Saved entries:
-----
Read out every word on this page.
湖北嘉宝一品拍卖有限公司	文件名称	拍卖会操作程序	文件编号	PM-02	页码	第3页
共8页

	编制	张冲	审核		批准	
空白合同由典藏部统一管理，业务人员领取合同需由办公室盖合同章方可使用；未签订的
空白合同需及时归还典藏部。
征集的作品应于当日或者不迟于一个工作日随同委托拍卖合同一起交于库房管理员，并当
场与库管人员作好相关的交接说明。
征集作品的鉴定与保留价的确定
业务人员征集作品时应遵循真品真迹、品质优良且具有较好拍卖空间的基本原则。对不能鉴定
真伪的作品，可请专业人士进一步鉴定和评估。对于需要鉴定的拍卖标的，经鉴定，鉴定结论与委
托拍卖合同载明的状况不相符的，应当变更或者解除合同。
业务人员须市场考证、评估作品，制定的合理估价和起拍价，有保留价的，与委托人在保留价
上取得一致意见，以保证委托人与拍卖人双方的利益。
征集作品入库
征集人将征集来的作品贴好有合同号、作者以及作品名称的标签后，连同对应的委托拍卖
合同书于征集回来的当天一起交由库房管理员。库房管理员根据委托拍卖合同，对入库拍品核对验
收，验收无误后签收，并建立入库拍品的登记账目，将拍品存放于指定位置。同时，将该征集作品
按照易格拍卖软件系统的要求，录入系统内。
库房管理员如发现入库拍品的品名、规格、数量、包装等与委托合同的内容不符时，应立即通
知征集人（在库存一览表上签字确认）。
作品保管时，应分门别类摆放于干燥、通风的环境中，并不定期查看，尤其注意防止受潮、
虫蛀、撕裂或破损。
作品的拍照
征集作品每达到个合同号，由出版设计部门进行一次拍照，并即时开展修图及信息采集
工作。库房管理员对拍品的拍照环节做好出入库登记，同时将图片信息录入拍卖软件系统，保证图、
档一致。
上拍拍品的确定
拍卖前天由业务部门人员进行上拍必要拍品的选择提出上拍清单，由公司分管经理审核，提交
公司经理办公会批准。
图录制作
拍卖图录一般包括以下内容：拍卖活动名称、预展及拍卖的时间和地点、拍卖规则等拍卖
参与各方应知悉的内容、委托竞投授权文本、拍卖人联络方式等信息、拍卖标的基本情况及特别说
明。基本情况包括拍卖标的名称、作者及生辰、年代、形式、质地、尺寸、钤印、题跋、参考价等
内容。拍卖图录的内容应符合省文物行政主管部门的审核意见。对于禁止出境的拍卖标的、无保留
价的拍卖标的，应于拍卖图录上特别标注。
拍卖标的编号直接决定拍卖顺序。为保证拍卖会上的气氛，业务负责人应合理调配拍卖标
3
-----
Would you copy out each line exactly as written?

#### Full output
Read out every word on this page.
湖北嘉宝一品拍卖有限公司	文件名称	拍卖会操作程序	文件编号	PM-02	页码	第3页
共8页

	编制	张冲	审核		批准	
空白合同由典藏部统一管理，业务人员领取合同需由办公室盖合同章方可使用；未签订的
空白合同需及时归还典藏部。
征集的作品应于当日或者不迟于一个工作日随同委托拍卖合同一起交于库房管理员，并当
场与库管人员作好相关的交接说明。
征集作品的鉴定与保留价的确定
业务人员征集作品时应遵循真品真迹、品质优良且具有较好拍卖空间的基本原则。对不能鉴定
真伪的作品，可请专业人士进一步鉴定和评估。对于需要鉴定的拍卖标的，经鉴定，鉴定结论与委
托拍卖合同载明的状况不相符的，应当变更或者解除合同。
业务人员须市场考证、评估作品，制定的合理估价和起拍价，有保留价的，与委托人在保留价
上取得一致意见，以保证委托人与拍卖人双方的利益。
征集作品入库
征集人将征集来的作品贴好有合同号、作者以及作品名称的标签后，连同对应的委托拍卖
合同书于征集回来的当天一起交由库房管理员。库房管理员根据委托拍卖合同，对入库拍品核对验
收，验收无误后签收，并建立入库拍品的登记账目，将拍品存放于指定位置。同时，将该征集作品
按照易格拍卖软件系统的要求，录入系统内。
库房管理员如发现入库拍品的品名、规格、数量、包装等与委托合同的内容不符时，应立即通
知征集人（在库存一览表上签字确认）。
作品保管时，应分门别类摆放于干燥、通风的环境中，并不定期查看，尤其注意防止受潮、
虫蛀、撕裂或破损。
作品的拍照
征集作品每达到个合同号，由出版设计部门进行一次拍照，并即时开展修图及信息采集
工作。库房管理员对拍品的拍照环节做好出入库登记，同时将图片信息录入拍卖软件系统，保证图、
档一致。
上拍拍品的确定
拍卖前天由业务部门人员进行上拍必要拍品的选择提出上拍清单，由公司分管经理审核，提交
公司经理办公会批准。
图录制作
拍卖图录一般包括以下内容：拍卖活动名称、预展及拍卖的时间和地点、拍卖规则等拍卖
参与各方应知悉的内容、委托竞投授权文本、拍卖人联络方式等信息、拍卖标的基本情况及特别说
明。基本情况包括拍卖标的名称、作者及生辰、年代、形式、质地、尺寸、钤印、题跋、参考价等
内容。拍卖图录的内容应符合省文物行政主管部门的审核意见。对于禁止出境的拍卖标的、无保留
价的拍卖标的，应于拍卖图录上特别标注。
拍卖标的编号直接决定拍卖顺序。为保证拍卖会上的气氛，业务负责人应合理调配拍卖标
3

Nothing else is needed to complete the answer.